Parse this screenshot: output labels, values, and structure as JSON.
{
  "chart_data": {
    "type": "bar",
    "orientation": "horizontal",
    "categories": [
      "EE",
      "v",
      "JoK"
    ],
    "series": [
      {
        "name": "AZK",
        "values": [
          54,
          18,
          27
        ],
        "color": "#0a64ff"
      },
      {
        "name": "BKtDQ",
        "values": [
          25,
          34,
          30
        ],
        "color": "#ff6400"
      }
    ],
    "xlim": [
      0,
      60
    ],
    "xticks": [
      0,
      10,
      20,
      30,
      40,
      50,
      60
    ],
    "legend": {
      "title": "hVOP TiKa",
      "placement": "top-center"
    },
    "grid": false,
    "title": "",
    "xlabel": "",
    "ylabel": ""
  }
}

• _What you will do_
Make an exact copy of the data above.

• _Result of this exercise_
Parse this screenshot: output labels, values, and structure as JSON.
{
  "chart_data": {
    "type": "bar",
    "orientation": "horizontal",
    "categories": [
      "EE",
      "v",
      "JoK"
    ],
    "series": [
      {
        "name": "AZK",
        "values": [
          54,
          18,
          27
        ],
        "color": "#0a64ff"
      },
      {
        "name": "BKtDQ",
        "values": [
          25,
          34,
          30
        ],
        "color": "#ff6400"
      }
    ],
    "xlim": [
      0,
      60
    ],
    "xticks": [
      0,
      10,
      20,
      30,
      40,
      50,
      60
    ],
    "legend": {
      "title": "hVOP TiKa",
      "placement": "top-center"
    },
    "grid": false,
    "title": "",
    "xlabel": "",
    "ylabel": ""
  }
}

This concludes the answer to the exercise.